━━━ Dataset

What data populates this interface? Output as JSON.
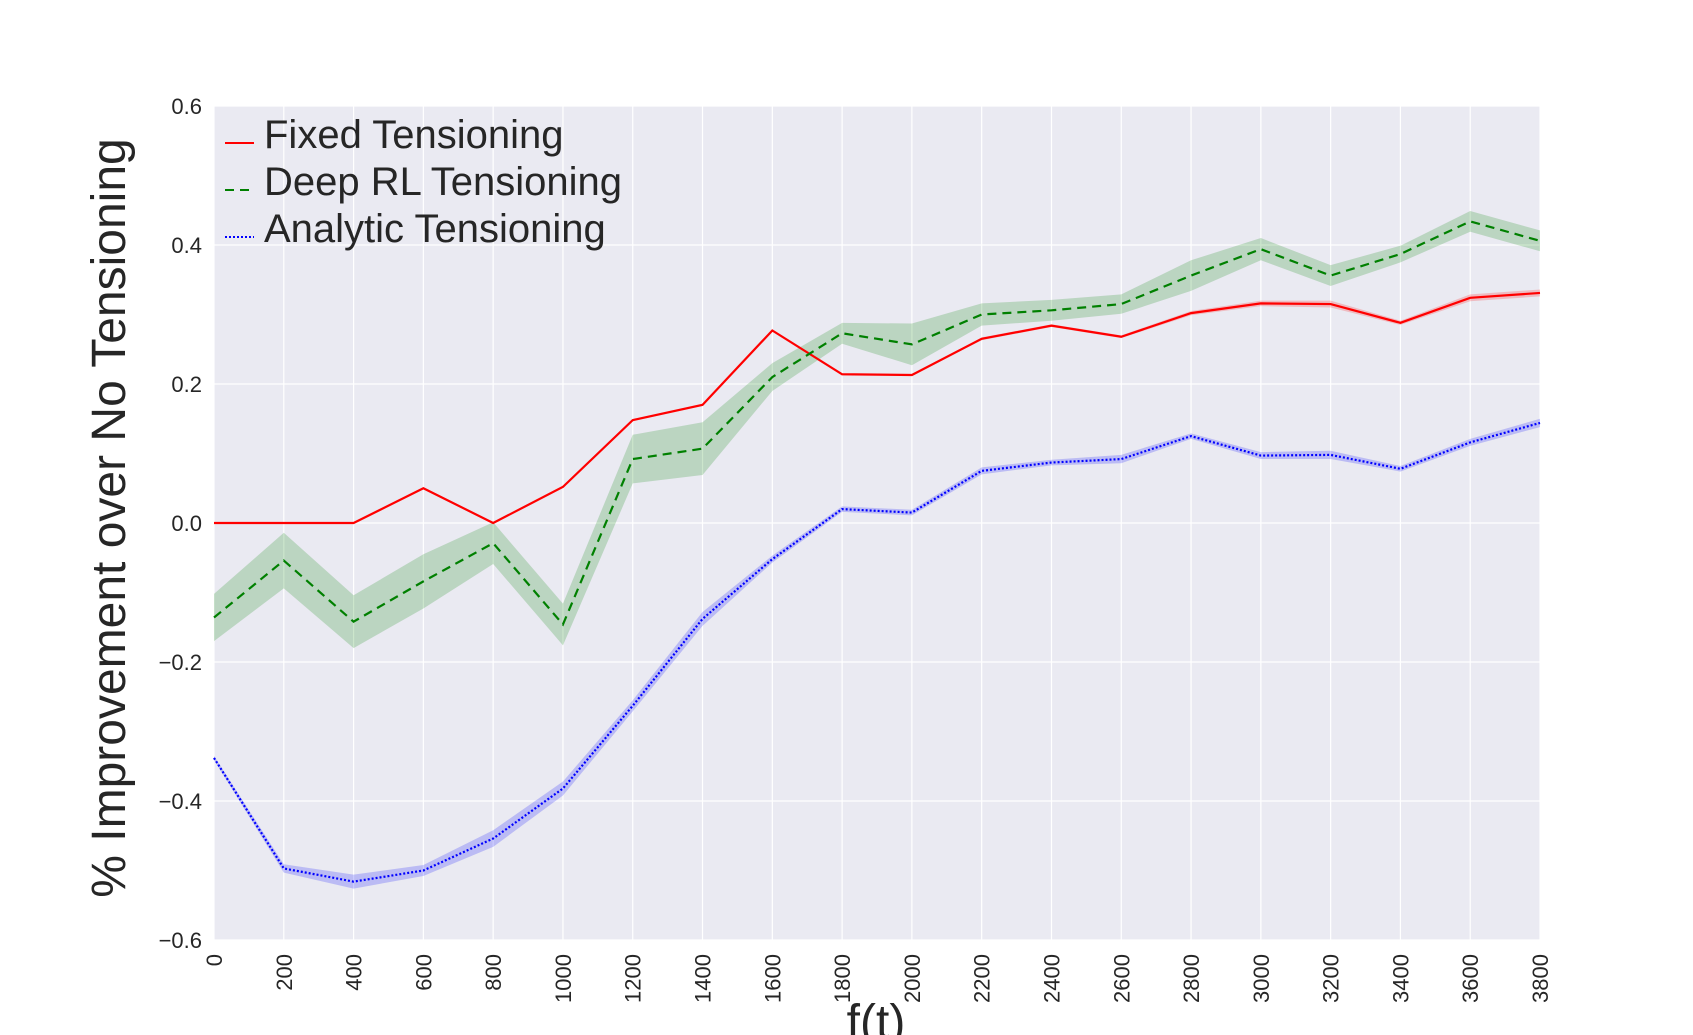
{
  "chart_data": {
    "type": "line",
    "title": "",
    "xlabel": "f(t)",
    "ylabel": "% Improvement over No Tensioning",
    "x": [
      0,
      200,
      400,
      600,
      800,
      1000,
      1200,
      1400,
      1600,
      1800,
      2000,
      2200,
      2400,
      2600,
      2800,
      3000,
      3200,
      3400,
      3600,
      3800
    ],
    "xticks": [
      "0",
      "200",
      "400",
      "600",
      "800",
      "1000",
      "1200",
      "1400",
      "1600",
      "1800",
      "2000",
      "2200",
      "2400",
      "2600",
      "2800",
      "3000",
      "3200",
      "3400",
      "3600",
      "3800"
    ],
    "yticks": [
      "0.6",
      "0.4",
      "0.2",
      "0.0",
      "−0.2",
      "−0.4",
      "−0.6"
    ],
    "ytick_values": [
      0.6,
      0.4,
      0.2,
      0.0,
      -0.2,
      -0.4,
      -0.6
    ],
    "xlim": [
      0,
      3800
    ],
    "ylim": [
      -0.6,
      0.6
    ],
    "grid": true,
    "legend_position": "top-left",
    "background_color": "#eaeaf2",
    "series": [
      {
        "name": "Fixed Tensioning",
        "color": "#ff0000",
        "dash": "solid",
        "values": [
          0.0,
          0.0,
          0.0,
          0.05,
          0.0,
          0.052,
          0.148,
          0.17,
          0.277,
          0.214,
          0.213,
          0.265,
          0.284,
          0.268,
          0.302,
          0.316,
          0.315,
          0.288,
          0.324,
          0.331
        ],
        "band": [
          0.0,
          0.0,
          0.0,
          0.0,
          0.0,
          0.0,
          0.0,
          0.0,
          0.0,
          0.0,
          0.0,
          0.002,
          0.002,
          0.002,
          0.003,
          0.004,
          0.005,
          0.003,
          0.005,
          0.005
        ]
      },
      {
        "name": "Deep RL Tensioning",
        "color": "#008000",
        "dash": "dashed",
        "values": [
          -0.136,
          -0.054,
          -0.142,
          -0.084,
          -0.029,
          -0.146,
          0.092,
          0.107,
          0.21,
          0.273,
          0.257,
          0.3,
          0.306,
          0.315,
          0.356,
          0.394,
          0.356,
          0.387,
          0.434,
          0.406
        ],
        "band": [
          0.034,
          0.04,
          0.038,
          0.039,
          0.03,
          0.03,
          0.035,
          0.038,
          0.02,
          0.015,
          0.03,
          0.016,
          0.015,
          0.014,
          0.022,
          0.016,
          0.015,
          0.012,
          0.015,
          0.015
        ]
      },
      {
        "name": "Analytic Tensioning",
        "color": "#0000ff",
        "dash": "dotted",
        "values": [
          -0.338,
          -0.497,
          -0.516,
          -0.5,
          -0.454,
          -0.382,
          -0.263,
          -0.138,
          -0.052,
          0.02,
          0.015,
          0.075,
          0.087,
          0.092,
          0.125,
          0.097,
          0.098,
          0.078,
          0.116,
          0.144
        ],
        "band": [
          0.003,
          0.006,
          0.01,
          0.008,
          0.012,
          0.01,
          0.008,
          0.01,
          0.005,
          0.004,
          0.004,
          0.005,
          0.004,
          0.006,
          0.004,
          0.005,
          0.006,
          0.004,
          0.005,
          0.006
        ]
      }
    ]
  }
}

━━━━━━

- _Required task_: A number is the only answer here: how many lines of the material above contain "name"?

- _Written reply_: 3